[THE EXERCISE]
Can you find the lines of the listing that include "source" and copy every one?

Rows from a dataset
>>
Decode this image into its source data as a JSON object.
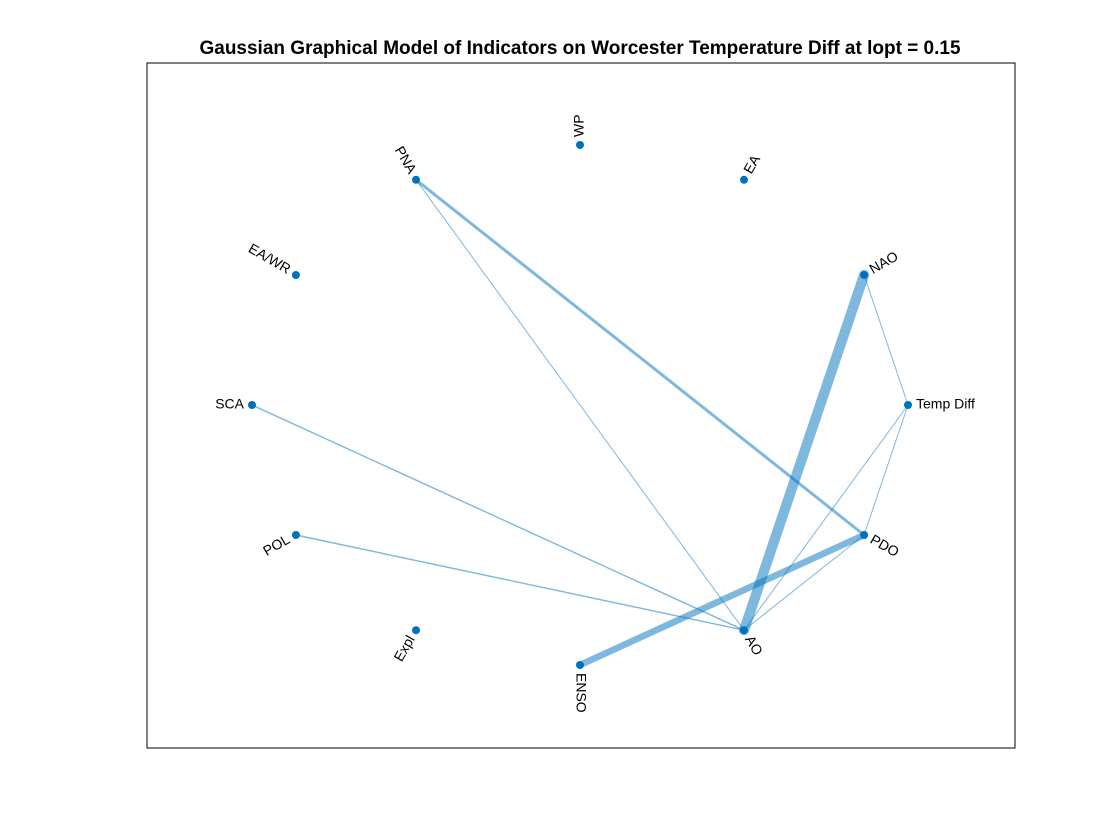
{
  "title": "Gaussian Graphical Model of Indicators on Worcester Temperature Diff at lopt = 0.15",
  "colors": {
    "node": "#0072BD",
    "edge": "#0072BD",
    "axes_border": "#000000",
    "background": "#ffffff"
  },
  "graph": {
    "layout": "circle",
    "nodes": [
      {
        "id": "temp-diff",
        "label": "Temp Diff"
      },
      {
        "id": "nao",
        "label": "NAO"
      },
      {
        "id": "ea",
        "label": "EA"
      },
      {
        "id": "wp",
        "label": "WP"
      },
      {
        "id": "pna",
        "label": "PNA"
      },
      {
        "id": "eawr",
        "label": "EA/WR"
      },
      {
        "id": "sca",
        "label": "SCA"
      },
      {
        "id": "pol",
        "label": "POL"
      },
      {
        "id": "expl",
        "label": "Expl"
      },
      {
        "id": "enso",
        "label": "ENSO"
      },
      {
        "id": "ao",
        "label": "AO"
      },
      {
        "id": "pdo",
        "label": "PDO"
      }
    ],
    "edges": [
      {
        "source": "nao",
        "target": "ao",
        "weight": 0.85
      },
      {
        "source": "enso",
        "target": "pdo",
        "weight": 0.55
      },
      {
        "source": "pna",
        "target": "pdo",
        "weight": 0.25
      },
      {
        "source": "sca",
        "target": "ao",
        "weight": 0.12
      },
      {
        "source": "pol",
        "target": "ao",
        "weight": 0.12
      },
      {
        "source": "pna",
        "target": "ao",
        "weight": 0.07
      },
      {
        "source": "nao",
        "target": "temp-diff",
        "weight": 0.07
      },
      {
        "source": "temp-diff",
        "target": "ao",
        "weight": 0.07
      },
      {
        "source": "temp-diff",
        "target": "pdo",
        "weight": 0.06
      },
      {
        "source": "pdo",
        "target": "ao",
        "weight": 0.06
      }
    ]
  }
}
<<
[SOLUTION TO THIS EXERCISE]
Decode this image into its source data as a JSON object.
        "source": "nao",
        "source": "enso",
        "source": "pna",
        "source": "sca",
        "source": "pol",
        "source": "pna",
        "source": "nao",
        "source": "temp-diff",
        "source": "temp-diff",
        "source": "pdo",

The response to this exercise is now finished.